** Begin EXERCISE MATERIAL **
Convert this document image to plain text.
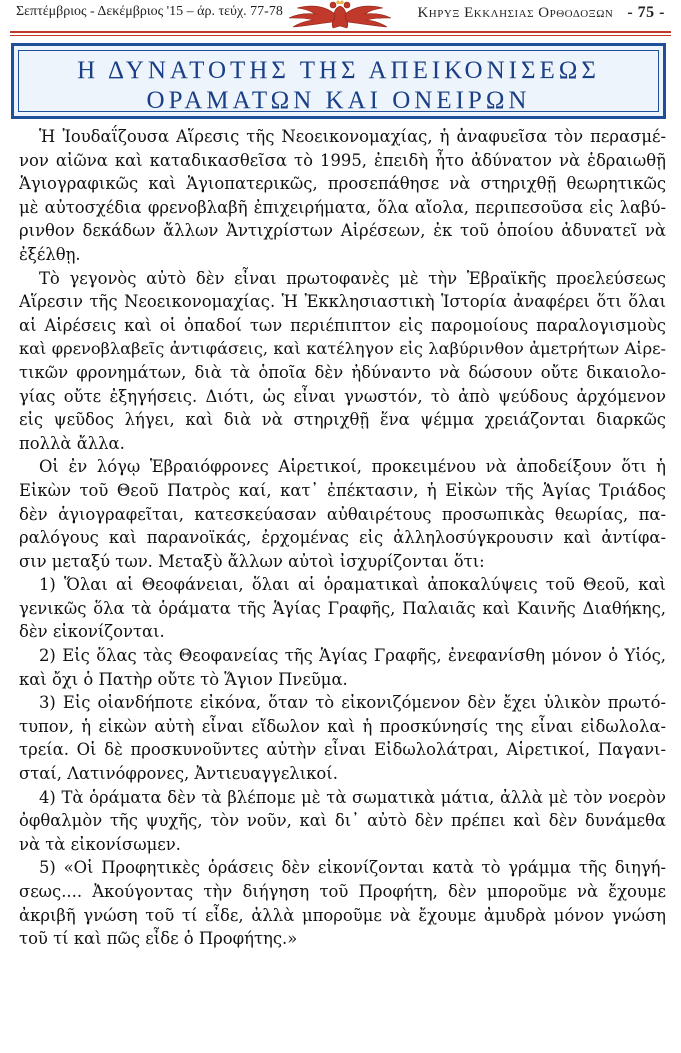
Σεπτέμβριος - Δεκέμβριος '15 – άρ. τεύχ. 77-78	Κηρυξ Εκκλησιας Ορθοδοξων - 75 -
Η ΔΥΝΑΤΟΤΗΣ ΤΗΣ ΑΠΕΙΚΟΝΙΣΕΩΣ
ΟΡΑΜΑΤΩΝ ΚΑΙ ΟΝΕΙΡΩΝ
Ἡ Ἰουδαΐζουσα Αἵρεσις τῆς Νεοεικονομαχίας, ἡ ἀναφυεῖσα τὸν περασμέ-
νον αἰῶνα καὶ καταδικασθεῖσα τὸ 1995, ἐπειδὴ ἦτο ἀδύνατον νὰ ἑδραιωθῇ
Ἁγιογραφικῶς καὶ Ἁγιοπατερικῶς, προσεπάθησε νὰ στηριχθῇ θεωρητικῶς
μὲ αὐτοσχέδια φρενοβλαβῆ ἐπιχειρήματα, ὅλα αἴολα, περιπεσοῦσα εἰς λαβύ-
ρινθον δεκάδων ἄλλων Ἀντιχρίστων Αἱρέσεων, ἐκ τοῦ ὁποίου ἀδυνατεῖ νὰ
ἐξέλθῃ.
Τὸ γεγονὸς αὐτὸ δὲν εἶναι πρωτοφανὲς μὲ τὴν Ἑβραϊκῆς προελεύσεως
Αἵρεσιν τῆς Νεοεικονομαχίας. Ἡ Ἐκκλησιαστικὴ Ἱστορία ἀναφέρει ὅτι ὅλαι
αἱ Αἱρέσεις καὶ οἱ ὀπαδοί των περιέπιπτον εἰς παρομοίους παραλογισμοὺς
καὶ φρενοβλαβεῖς ἀντιφάσεις, καὶ κατέληγον εἰς λαβύρινθον ἀμετρήτων Αἱρε-
τικῶν φρονημάτων, διὰ τὰ ὁποῖα δὲν ἠδύναντο νὰ δώσουν οὔτε δικαιολο-
γίας οὔτε ἐξηγήσεις. Διότι, ὡς εἶναι γνωστόν, τὸ ἀπὸ ψεύδους ἀρχόμενον
εἰς ψεῦδος λήγει, καὶ διὰ νὰ στηριχθῇ ἕνα ψέμμα χρειάζονται διαρκῶς
πολλὰ ἄλλα.
Οἱ ἐν λόγῳ Ἑβραιόφρονες Αἱρετικοί, προκειμένου νὰ ἀποδείξουν ὅτι ἡ
Εἰκὼν τοῦ Θεοῦ Πατρὸς καί, κατ᾽ ἐπέκτασιν, ἡ Εἰκὼν τῆς Ἁγίας Τριάδος
δὲν ἁγιογραφεῖται, κατεσκεύασαν αὐθαιρέτους προσωπικὰς θεωρίας, πα-
ραλόγους καὶ παρανοϊκάς, ἐρχομένας εἰς ἀλληλοσύγκρουσιν καὶ ἀντίφα-
σιν μεταξύ των. Μεταξὺ ἄλλων αὐτοὶ ἰσχυρίζονται ὅτι:
1) Ὅλαι αἱ Θεοφάνειαι, ὅλαι αἱ ὁραματικαὶ ἀποκαλύψεις τοῦ Θεοῦ, καὶ
γενικῶς ὅλα τὰ ὁράματα τῆς Ἁγίας Γραφῆς, Παλαιᾶς καὶ Καινῆς Διαθήκης,
δὲν εἰκονίζονται.
2) Εἰς ὅλας τὰς Θεοφανείας τῆς Ἁγίας Γραφῆς, ἐνεφανίσθη μόνον ὁ Υἱός,
καὶ ὄχι ὁ Πατὴρ οὔτε τὸ Ἅγιον Πνεῦμα.
3) Εἰς οἱανδήποτε εἰκόνα, ὅταν τὸ εἰκονιζόμενον δὲν ἔχει ὑλικὸν πρωτό-
τυπον, ἡ εἰκὼν αὐτὴ εἶναι εἴδωλον καὶ ἡ προσκύνησίς της εἶναι εἰδωλολα-
τρεία. Οἱ δὲ προσκυνοῦντες αὐτὴν εἶναι Εἰδωλολάτραι, Αἱρετικοί, Παγανι-
σταί, Λατινόφρονες, Ἀντιευαγγελικοί.
4) Τὰ ὁράματα δὲν τὰ βλέπομε μὲ τὰ σωματικὰ μάτια, ἀλλὰ μὲ τὸν νοερὸν
ὀφθαλμὸν τῆς ψυχῆς, τὸν νοῦν, καὶ δι᾽ αὐτὸ δὲν πρέπει καὶ δὲν δυνάμεθα
νὰ τὰ εἰκονίσωμεν.
5) «Οἱ Προφητικὲς ὁράσεις δὲν εἰκονίζονται κατὰ τὸ γράμμα τῆς διηγή-
σεως.... Ἀκούγοντας τὴν διήγηση τοῦ Προφήτη, δὲν μποροῦμε νὰ ἔχουμε
ἀκριβῆ γνώση τοῦ τί εἶδε, ἀλλὰ μποροῦμε νὰ ἔχουμε ἀμυδρὰ μόνον γνώση
τοῦ τί καὶ πῶς εἶδε ὁ Προφήτης.»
** End EXERCISE MATERIAL **
YOUR INSTRUCTIONS :: Reproduce the entries above without change, omitting all pictures.

WRITTEN ANSWER ::
Convert this document image to plain text.
Σεπτέμβριος - Δεκέμβριος '15 – άρ. τεύχ. 77-78	Κηρυξ Εκκλησιας Ορθοδοξων - 75 -
Η ΔΥΝΑΤΟΤΗΣ ΤΗΣ ΑΠΕΙΚΟΝΙΣΕΩΣ
ΟΡΑΜΑΤΩΝ ΚΑΙ ΟΝΕΙΡΩΝ
Ἡ Ἰουδαΐζουσα Αἵρεσις τῆς Νεοεικονομαχίας, ἡ ἀναφυεῖσα τὸν περασμέ-
νον αἰῶνα καὶ καταδικασθεῖσα τὸ 1995, ἐπειδὴ ἦτο ἀδύνατον νὰ ἑδραιωθῇ
Ἁγιογραφικῶς καὶ Ἁγιοπατερικῶς, προσεπάθησε νὰ στηριχθῇ θεωρητικῶς
μὲ αὐτοσχέδια φρενοβλαβῆ ἐπιχειρήματα, ὅλα αἴολα, περιπεσοῦσα εἰς λαβύ-
ρινθον δεκάδων ἄλλων Ἀντιχρίστων Αἱρέσεων, ἐκ τοῦ ὁποίου ἀδυνατεῖ νὰ
ἐξέλθῃ.
Τὸ γεγονὸς αὐτὸ δὲν εἶναι πρωτοφανὲς μὲ τὴν Ἑβραϊκῆς προελεύσεως
Αἵρεσιν τῆς Νεοεικονομαχίας. Ἡ Ἐκκλησιαστικὴ Ἱστορία ἀναφέρει ὅτι ὅλαι
αἱ Αἱρέσεις καὶ οἱ ὀπαδοί των περιέπιπτον εἰς παρομοίους παραλογισμοὺς
καὶ φρενοβλαβεῖς ἀντιφάσεις, καὶ κατέληγον εἰς λαβύρινθον ἀμετρήτων Αἱρε-
τικῶν φρονημάτων, διὰ τὰ ὁποῖα δὲν ἠδύναντο νὰ δώσουν οὔτε δικαιολο-
γίας οὔτε ἐξηγήσεις. Διότι, ὡς εἶναι γνωστόν, τὸ ἀπὸ ψεύδους ἀρχόμενον
εἰς ψεῦδος λήγει, καὶ διὰ νὰ στηριχθῇ ἕνα ψέμμα χρειάζονται διαρκῶς
πολλὰ ἄλλα.
Οἱ ἐν λόγῳ Ἑβραιόφρονες Αἱρετικοί, προκειμένου νὰ ἀποδείξουν ὅτι ἡ
Εἰκὼν τοῦ Θεοῦ Πατρὸς καί, κατ᾽ ἐπέκτασιν, ἡ Εἰκὼν τῆς Ἁγίας Τριάδος
δὲν ἁγιογραφεῖται, κατεσκεύασαν αὐθαιρέτους προσωπικὰς θεωρίας, πα-
ραλόγους καὶ παρανοϊκάς, ἐρχομένας εἰς ἀλληλοσύγκρουσιν καὶ ἀντίφα-
σιν μεταξύ των. Μεταξὺ ἄλλων αὐτοὶ ἰσχυρίζονται ὅτι:
1) Ὅλαι αἱ Θεοφάνειαι, ὅλαι αἱ ὁραματικαὶ ἀποκαλύψεις τοῦ Θεοῦ, καὶ
γενικῶς ὅλα τὰ ὁράματα τῆς Ἁγίας Γραφῆς, Παλαιᾶς καὶ Καινῆς Διαθήκης,
δὲν εἰκονίζονται.
2) Εἰς ὅλας τὰς Θεοφανείας τῆς Ἁγίας Γραφῆς, ἐνεφανίσθη μόνον ὁ Υἱός,
καὶ ὄχι ὁ Πατὴρ οὔτε τὸ Ἅγιον Πνεῦμα.
3) Εἰς οἱανδήποτε εἰκόνα, ὅταν τὸ εἰκονιζόμενον δὲν ἔχει ὑλικὸν πρωτό-
τυπον, ἡ εἰκὼν αὐτὴ εἶναι εἴδωλον καὶ ἡ προσκύνησίς της εἶναι εἰδωλολα-
τρεία. Οἱ δὲ προσκυνοῦντες αὐτὴν εἶναι Εἰδωλολάτραι, Αἱρετικοί, Παγανι-
σταί, Λατινόφρονες, Ἀντιευαγγελικοί.
4) Τὰ ὁράματα δὲν τὰ βλέπομε μὲ τὰ σωματικὰ μάτια, ἀλλὰ μὲ τὸν νοερὸν
ὀφθαλμὸν τῆς ψυχῆς, τὸν νοῦν, καὶ δι᾽ αὐτὸ δὲν πρέπει καὶ δὲν δυνάμεθα
νὰ τὰ εἰκονίσωμεν.
5) «Οἱ Προφητικὲς ὁράσεις δὲν εἰκονίζονται κατὰ τὸ γράμμα τῆς διηγή-
σεως.... Ἀκούγοντας τὴν διήγηση τοῦ Προφήτη, δὲν μποροῦμε νὰ ἔχουμε
ἀκριβῆ γνώση τοῦ τί εἶδε, ἀλλὰ μποροῦμε νὰ ἔχουμε ἀμυδρὰ μόνον γνώση
τοῦ τί καὶ πῶς εἶδε ὁ Προφήτης.»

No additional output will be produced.